>>>
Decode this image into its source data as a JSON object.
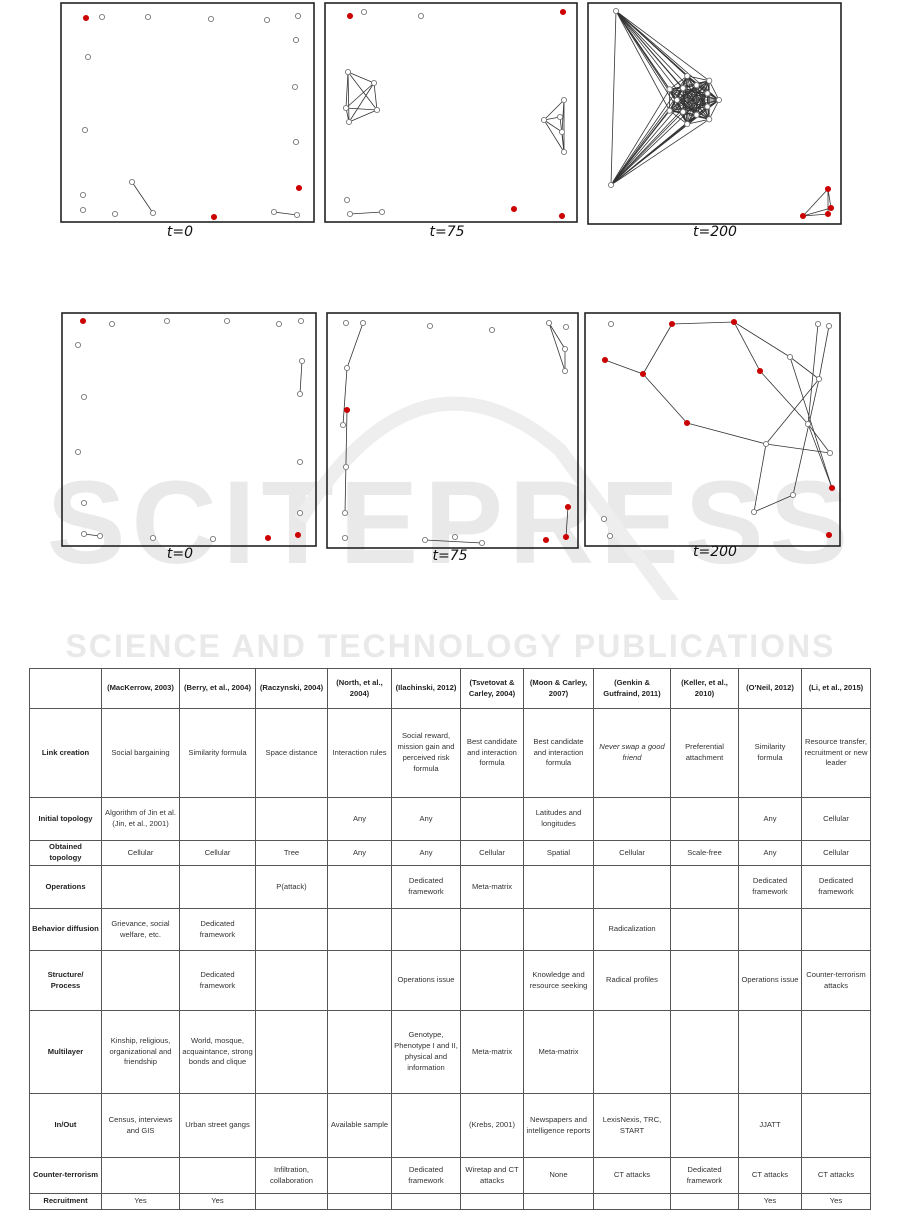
{
  "figure_top": {
    "captions": [
      "t=0",
      "t=75",
      "t=200"
    ]
  },
  "figure_bottom": {
    "captions": [
      "t=0",
      "t=75",
      "t=200"
    ]
  },
  "colors": {
    "highlight_node": "#cc0000",
    "node_outline": "#777777",
    "edge": "#333333"
  },
  "watermark": {
    "main": "SCITEPRESS",
    "sub": "SCIENCE AND TECHNOLOGY PUBLICATIONS"
  },
  "table": {
    "headers": [
      "",
      "(MacKerrow, 2003)",
      "(Berry, et al., 2004)",
      "(Raczynski, 2004)",
      "(North, et al., 2004)",
      "(Ilachinski, 2012)",
      "(Tsvetovat & Carley, 2004)",
      "(Moon & Carley, 2007)",
      "(Genkin & Gutfraind, 2011)",
      "(Keller, et al., 2010)",
      "(O'Neil, 2012)",
      "(Li, et al., 2015)"
    ],
    "rows": [
      {
        "label": "Link creation",
        "cells": [
          "Social bargaining",
          "Similarity formula",
          "Space distance",
          "Interaction rules",
          "Social reward, mission gain and perceived risk formula",
          "Best candidate and interaction formula",
          "Best candidate and interaction formula",
          "Never swap a good friend",
          "Preferential attachment",
          "Similarity formula",
          "Resource transfer, recruitment or new leader"
        ]
      },
      {
        "label": "Initial topology",
        "cells": [
          "Algorithm of Jin et al. (Jin, et al., 2001)",
          "",
          "",
          "Any",
          "Any",
          "",
          "Latitudes and longitudes",
          "",
          "",
          "Any",
          "Cellular"
        ]
      },
      {
        "label": "Obtained topology",
        "cells": [
          "Cellular",
          "Cellular",
          "Tree",
          "Any",
          "Any",
          "Cellular",
          "Spatial",
          "Cellular",
          "Scale-free",
          "Any",
          "Cellular"
        ]
      },
      {
        "label": "Operations",
        "cells": [
          "",
          "",
          "P(attack)",
          "",
          "Dedicated framework",
          "Meta-matrix",
          "",
          "",
          "",
          "Dedicated framework",
          "Dedicated framework"
        ]
      },
      {
        "label": "Behavior diffusion",
        "cells": [
          "Grievance, social welfare, etc.",
          "Dedicated framework",
          "",
          "",
          "",
          "",
          "",
          "Radicalization",
          "",
          "",
          ""
        ]
      },
      {
        "label": "Structure/ Process",
        "cells": [
          "",
          "Dedicated framework",
          "",
          "",
          "Operations issue",
          "",
          "Knowledge and resource seeking",
          "Radical profiles",
          "",
          "Operations issue",
          "Counter-terrorism attacks"
        ]
      },
      {
        "label": "Multilayer",
        "cells": [
          "Kinship, religious, organizational and friendship",
          "World, mosque, acquaintance, strong bonds and clique",
          "",
          "",
          "Genotype, Phenotype I and II, physical and information",
          "Meta-matrix",
          "Meta-matrix",
          "",
          "",
          "",
          ""
        ]
      },
      {
        "label": "In/Out",
        "cells": [
          "Census, interviews and GIS",
          "Urban street gangs",
          "",
          "Available sample",
          "",
          "(Krebs, 2001)",
          "Newspapers and intelligence reports",
          "LexisNexis, TRC, START",
          "",
          "JJATT",
          ""
        ]
      },
      {
        "label": "Counter-terrorism",
        "cells": [
          "",
          "",
          "Infiltration, collaboration",
          "",
          "Dedicated framework",
          "Wiretap and CT attacks",
          "None",
          "CT attacks",
          "Dedicated framework",
          "CT attacks",
          "CT attacks"
        ]
      },
      {
        "label": "Recruitment",
        "cells": [
          "Yes",
          "Yes",
          "",
          "",
          "",
          "",
          "",
          "",
          "",
          "Yes",
          "Yes"
        ]
      }
    ]
  }
}
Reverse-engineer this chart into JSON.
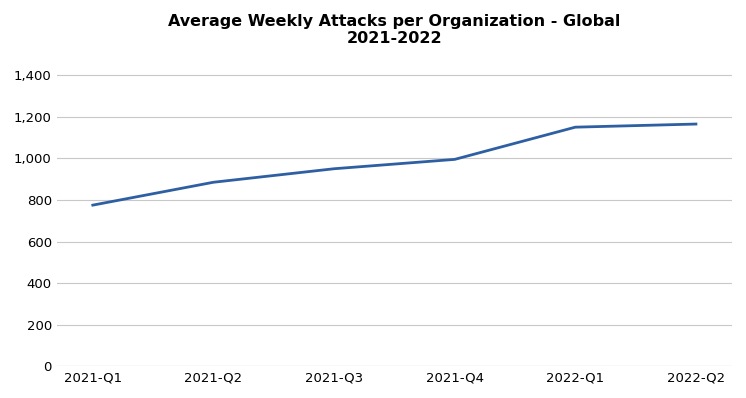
{
  "title_line1": "Average Weekly Attacks per Organization - Global",
  "title_line2": "2021-2022",
  "categories": [
    "2021-Q1",
    "2021-Q2",
    "2021-Q3",
    "2021-Q4",
    "2022-Q1",
    "2022-Q2"
  ],
  "values": [
    775,
    885,
    950,
    995,
    1150,
    1165
  ],
  "line_color": "#2e5fa3",
  "line_width": 2.0,
  "ylim": [
    0,
    1500
  ],
  "yticks": [
    0,
    200,
    400,
    600,
    800,
    1000,
    1200,
    1400
  ],
  "background_color": "#ffffff",
  "grid_color": "#c8c8c8",
  "title_fontsize": 11.5,
  "tick_fontsize": 9.5
}
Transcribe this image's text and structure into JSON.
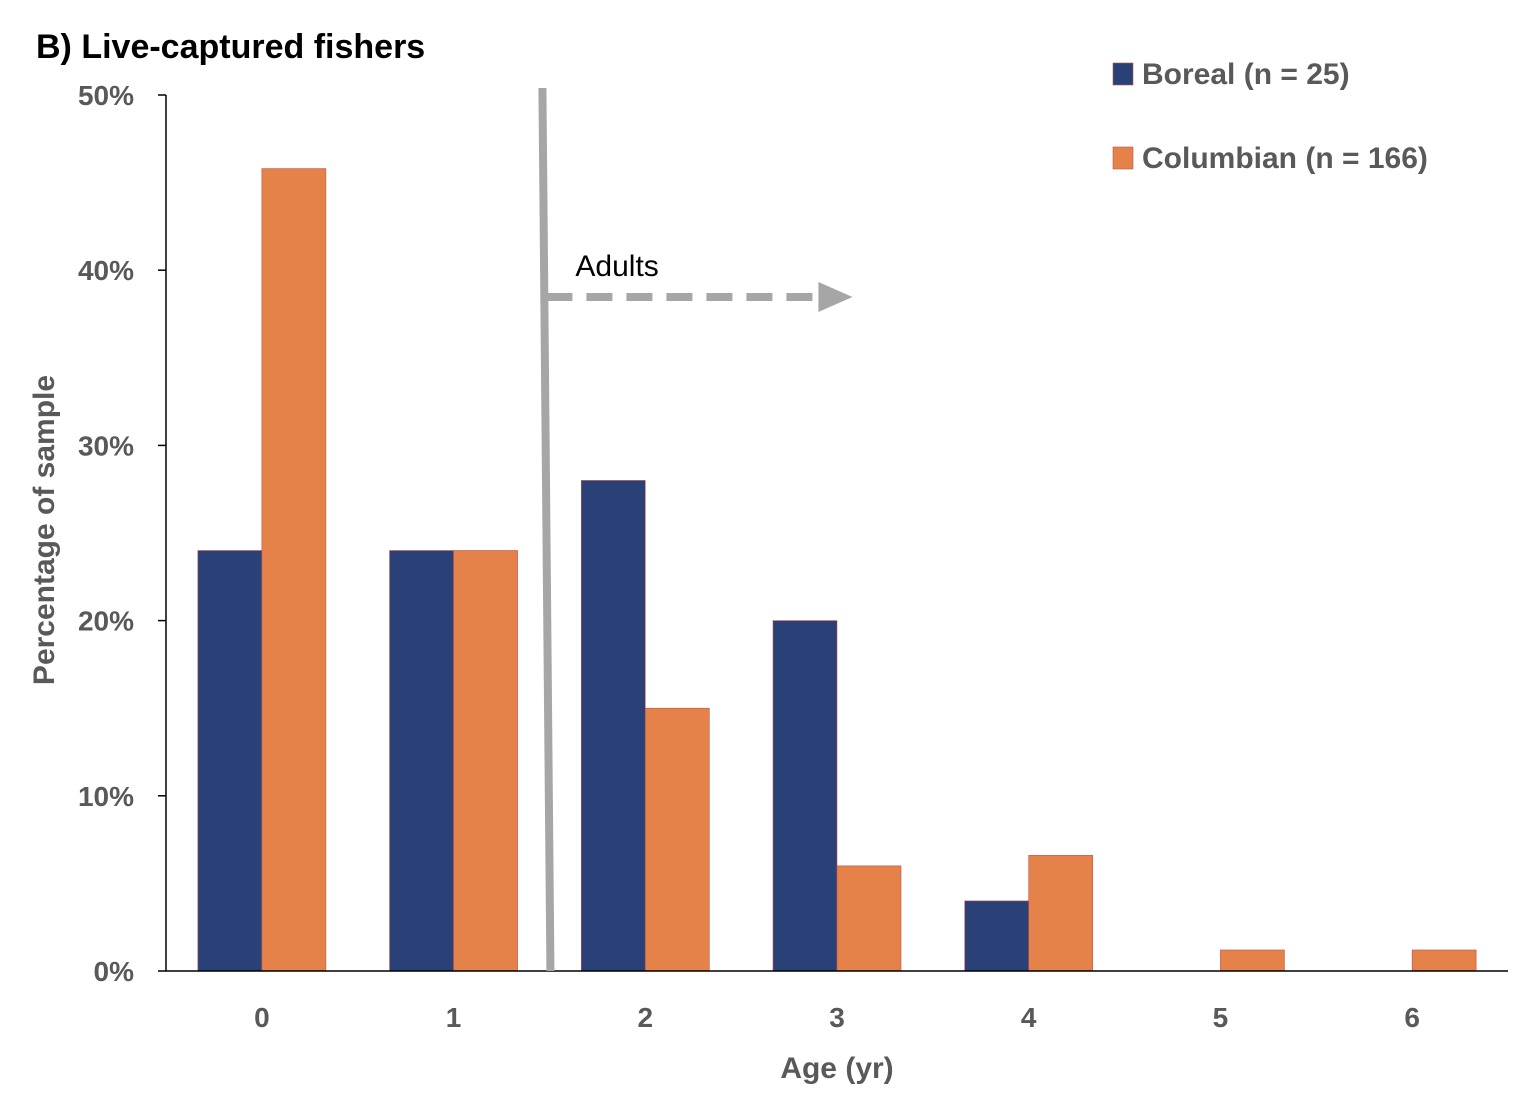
{
  "chart_data": {
    "type": "bar",
    "title": "B) Live-captured fishers",
    "xlabel": "Age (yr)",
    "ylabel": "Percentage of sample",
    "categories": [
      "0",
      "1",
      "2",
      "3",
      "4",
      "5",
      "6"
    ],
    "series": [
      {
        "name": "Boreal (n = 25)",
        "color": "#2a4177",
        "values": [
          24,
          24,
          28,
          20,
          4,
          0,
          0
        ]
      },
      {
        "name": "Columbian (n = 166)",
        "color": "#e5824a",
        "values": [
          45.8,
          24,
          15,
          6,
          6.6,
          1.2,
          1.2
        ]
      }
    ],
    "ylim": [
      0,
      50
    ],
    "yticks": [
      "0%",
      "10%",
      "20%",
      "30%",
      "40%",
      "50%"
    ],
    "ytick_values": [
      0,
      10,
      20,
      30,
      40,
      50
    ],
    "legend_position": "top-right",
    "grid": false,
    "annotations": [
      {
        "text": "Adults",
        "divider_between": [
          "1",
          "2"
        ],
        "arrow": "right",
        "color": "#a6a6a6"
      }
    ]
  }
}
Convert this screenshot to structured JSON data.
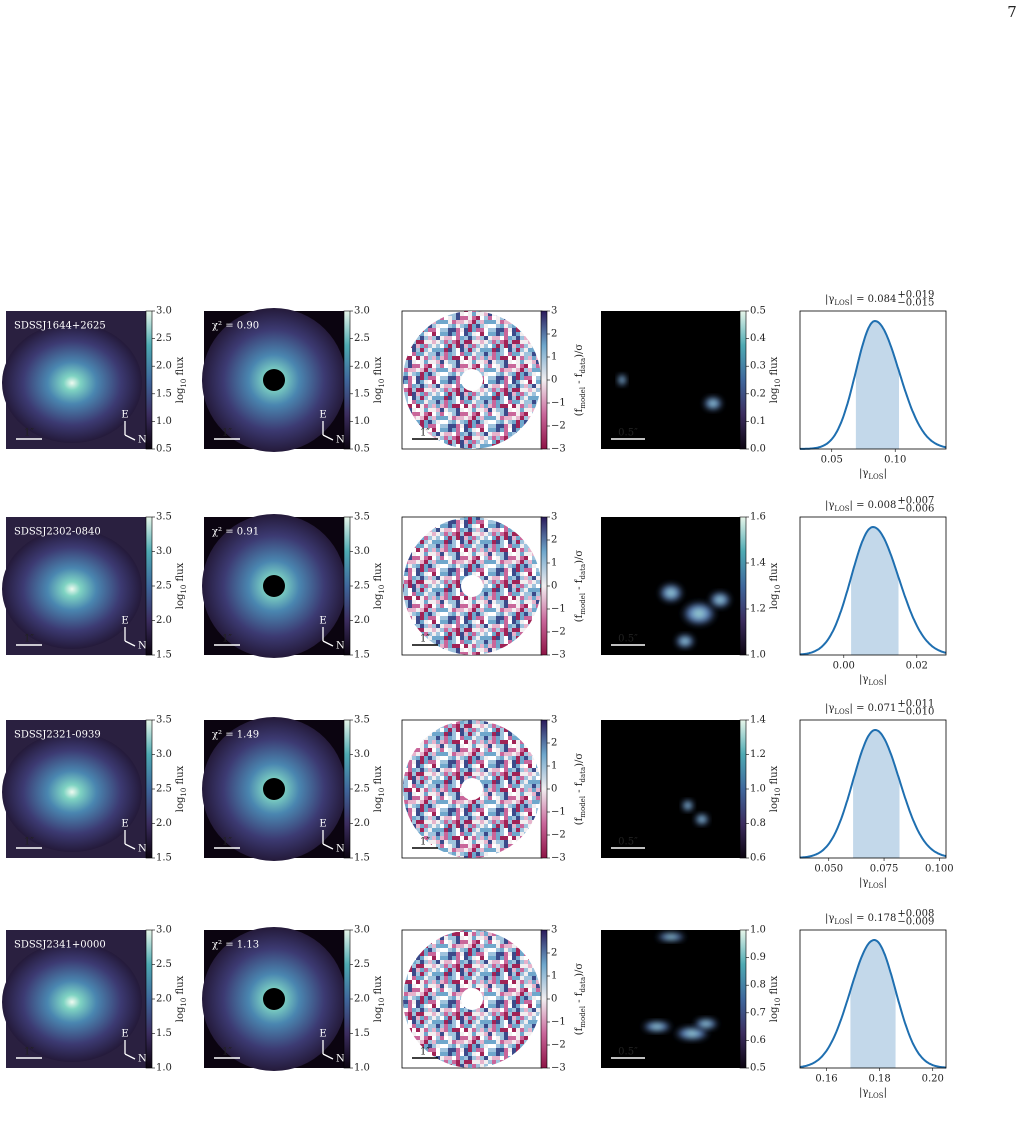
{
  "page_number": "7",
  "flux_label": [
    "log",
    "10",
    " flux"
  ],
  "residual_label": [
    "(f",
    "model",
    " - f",
    "data",
    ")/σ"
  ],
  "residual_cbar": {
    "lim": [
      -3,
      3
    ],
    "ticks": [
      {
        "value": -3,
        "label": "−3"
      },
      {
        "value": -2,
        "label": "−2"
      },
      {
        "value": -1,
        "label": "−1"
      },
      0,
      1,
      2,
      3
    ]
  },
  "gamma_label": [
    "|γ",
    "LOS",
    "|"
  ],
  "equals": " = ",
  "scale_bar": "1″",
  "source_scale_bar": "0.5″",
  "compass": {
    "east": "E",
    "north": "N"
  },
  "rows": [
    {
      "name": "SDSSJ1644+2625",
      "chi2": "χ² = 0.90",
      "flux_cbar": {
        "lim": [
          0.5,
          3
        ],
        "ticks": [
          0.5,
          {
            "value": 1,
            "label": "1.0"
          },
          1.5,
          {
            "value": 2,
            "label": "2.0"
          },
          2.5,
          {
            "value": 3,
            "label": "3.0"
          }
        ]
      },
      "source_cbar": {
        "lim": [
          0,
          0.5
        ],
        "ticks": [
          {
            "value": 0,
            "label": "0.0"
          },
          0.1,
          0.2,
          0.3,
          0.4,
          0.5
        ]
      },
      "posterior": {
        "estimate": 0.084,
        "err_plus": {
          "value": 0.019,
          "label": "+0.019"
        },
        "err_minus": {
          "value": -0.015,
          "label": "−0.015"
        },
        "xlim": [
          0.025,
          0.14
        ],
        "xticks": [
          0.05,
          {
            "value": 0.1,
            "label": "0.10"
          }
        ]
      }
    },
    {
      "name": "SDSSJ2302-0840",
      "chi2": "χ² = 0.91",
      "flux_cbar": {
        "lim": [
          1.5,
          3.5
        ],
        "ticks": [
          1.5,
          {
            "value": 2,
            "label": "2.0"
          },
          2.5,
          {
            "value": 3,
            "label": "3.0"
          },
          3.5
        ]
      },
      "source_cbar": {
        "lim": [
          1,
          1.6
        ],
        "ticks": [
          {
            "value": 1,
            "label": "1.0"
          },
          1.2,
          1.4,
          1.6
        ]
      },
      "posterior": {
        "estimate": 0.008,
        "err_plus": {
          "value": 0.007,
          "label": "+0.007"
        },
        "err_minus": {
          "value": -0.006,
          "label": "−0.006"
        },
        "xlim": [
          -0.012,
          0.028
        ],
        "xticks": [
          {
            "value": 0,
            "label": "0.00"
          },
          0.02
        ]
      }
    },
    {
      "name": "SDSSJ2321-0939",
      "chi2": "χ² = 1.49",
      "flux_cbar": {
        "lim": [
          1.5,
          3.5
        ],
        "ticks": [
          1.5,
          {
            "value": 2,
            "label": "2.0"
          },
          2.5,
          {
            "value": 3,
            "label": "3.0"
          },
          3.5
        ]
      },
      "source_cbar": {
        "lim": [
          0.6,
          1.4
        ],
        "ticks": [
          0.6,
          0.8,
          {
            "value": 1,
            "label": "1.0"
          },
          1.2,
          1.4
        ]
      },
      "posterior": {
        "estimate": 0.071,
        "err_plus": {
          "value": 0.011,
          "label": "+0.011"
        },
        "err_minus": {
          "value": -0.01,
          "label": "−0.010"
        },
        "xlim": [
          0.037,
          0.103
        ],
        "xticks": [
          {
            "value": 0.05,
            "label": "0.050"
          },
          0.075,
          {
            "value": 0.1,
            "label": "0.100"
          }
        ]
      }
    },
    {
      "name": "SDSSJ2341+0000",
      "chi2": "χ² = 1.13",
      "flux_cbar": {
        "lim": [
          1,
          3
        ],
        "ticks": [
          {
            "value": 1,
            "label": "1.0"
          },
          1.5,
          {
            "value": 2,
            "label": "2.0"
          },
          2.5,
          {
            "value": 3,
            "label": "3.0"
          }
        ]
      },
      "source_cbar": {
        "lim": [
          0.5,
          1
        ],
        "ticks": [
          0.5,
          0.6,
          0.7,
          0.8,
          0.9,
          {
            "value": 1,
            "label": "1.0"
          }
        ]
      },
      "posterior": {
        "estimate": 0.178,
        "err_plus": {
          "value": 0.008,
          "label": "+0.008"
        },
        "err_minus": {
          "value": -0.009,
          "label": "−0.009"
        },
        "xlim": [
          0.15,
          0.205
        ],
        "xticks": [
          0.16,
          0.18,
          {
            "value": 0.2,
            "label": "0.20"
          }
        ]
      }
    }
  ]
}
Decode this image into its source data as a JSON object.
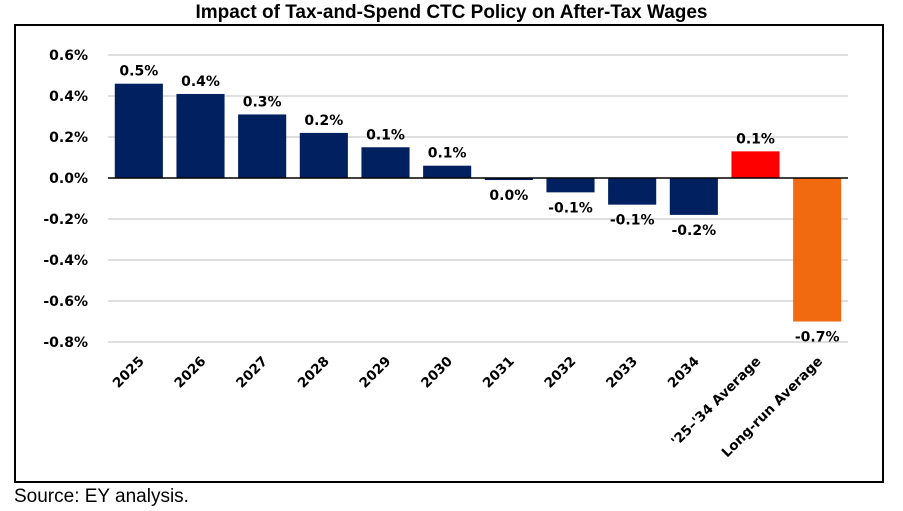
{
  "chart_data": {
    "type": "bar",
    "title": "Impact of Tax-and-Spend CTC Policy on After-Tax Wages",
    "xlabel": "",
    "ylabel": "",
    "ylim": [
      -0.8,
      0.6
    ],
    "yticks": [
      0.6,
      0.4,
      0.2,
      0.0,
      -0.2,
      -0.4,
      -0.6,
      -0.8
    ],
    "ytick_labels": [
      "0.6%",
      "0.4%",
      "0.2%",
      "0.0%",
      "-0.2%",
      "-0.4%",
      "-0.6%",
      "-0.8%"
    ],
    "grid": true,
    "legend": "none",
    "categories": [
      "2025",
      "2026",
      "2027",
      "2028",
      "2029",
      "2030",
      "2031",
      "2032",
      "2033",
      "2034",
      "'25–'34 Average",
      "Long-run Average"
    ],
    "values": [
      0.46,
      0.41,
      0.31,
      0.22,
      0.15,
      0.06,
      -0.01,
      -0.07,
      -0.13,
      -0.18,
      0.13,
      -0.7
    ],
    "data_labels": [
      "0.5%",
      "0.4%",
      "0.3%",
      "0.2%",
      "0.1%",
      "0.1%",
      "0.0%",
      "-0.1%",
      "-0.1%",
      "-0.2%",
      "0.1%",
      "-0.7%"
    ],
    "colors": [
      "#002060",
      "#002060",
      "#002060",
      "#002060",
      "#002060",
      "#002060",
      "#002060",
      "#002060",
      "#002060",
      "#002060",
      "#ff0000",
      "#f26a0f"
    ]
  },
  "source": "Source: EY analysis."
}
<<<
— What is expected —
Looking at the records above, count the lines where the word "topology" appears. State only the number.

— Task output —
2